**Record set**
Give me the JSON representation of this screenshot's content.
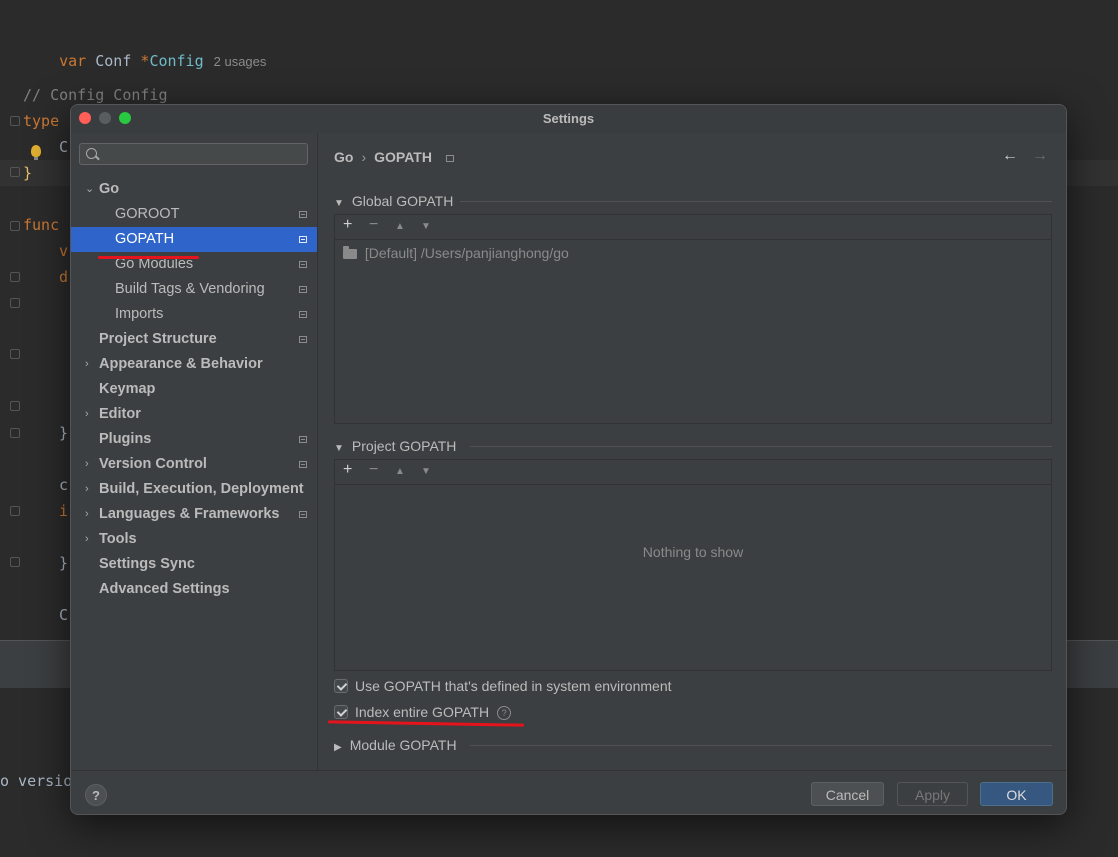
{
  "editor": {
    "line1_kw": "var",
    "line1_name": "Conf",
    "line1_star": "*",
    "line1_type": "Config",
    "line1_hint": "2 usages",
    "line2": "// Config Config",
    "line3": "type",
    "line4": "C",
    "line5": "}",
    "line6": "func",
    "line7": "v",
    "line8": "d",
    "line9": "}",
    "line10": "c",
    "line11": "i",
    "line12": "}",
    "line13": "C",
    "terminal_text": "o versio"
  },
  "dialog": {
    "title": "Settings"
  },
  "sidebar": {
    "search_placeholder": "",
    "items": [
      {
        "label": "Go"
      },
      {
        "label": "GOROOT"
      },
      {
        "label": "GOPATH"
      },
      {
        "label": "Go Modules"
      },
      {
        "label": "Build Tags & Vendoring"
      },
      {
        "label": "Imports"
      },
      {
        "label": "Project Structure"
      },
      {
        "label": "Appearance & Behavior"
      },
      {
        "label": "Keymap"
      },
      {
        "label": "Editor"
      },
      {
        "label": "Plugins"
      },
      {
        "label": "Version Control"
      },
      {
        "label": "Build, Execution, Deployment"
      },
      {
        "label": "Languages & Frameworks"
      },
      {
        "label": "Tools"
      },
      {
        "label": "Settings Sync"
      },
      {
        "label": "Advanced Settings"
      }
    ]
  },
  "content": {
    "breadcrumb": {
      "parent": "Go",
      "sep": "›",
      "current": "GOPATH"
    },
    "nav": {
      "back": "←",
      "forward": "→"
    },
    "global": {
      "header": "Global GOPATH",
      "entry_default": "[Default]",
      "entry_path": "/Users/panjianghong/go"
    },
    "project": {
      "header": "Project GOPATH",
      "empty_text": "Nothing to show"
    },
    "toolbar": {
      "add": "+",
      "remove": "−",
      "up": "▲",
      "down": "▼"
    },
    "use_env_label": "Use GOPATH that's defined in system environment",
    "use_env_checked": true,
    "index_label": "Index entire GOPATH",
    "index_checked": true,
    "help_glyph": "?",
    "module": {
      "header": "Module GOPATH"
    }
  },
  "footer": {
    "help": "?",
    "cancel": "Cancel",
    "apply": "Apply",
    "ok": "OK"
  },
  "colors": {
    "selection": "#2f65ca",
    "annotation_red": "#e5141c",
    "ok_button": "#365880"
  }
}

**What is expected**
Return all lines containing the word "Build".

**Finished answer**
        "label": "Build Tags & Vendoring"
        "label": "Build, Execution, Deployment"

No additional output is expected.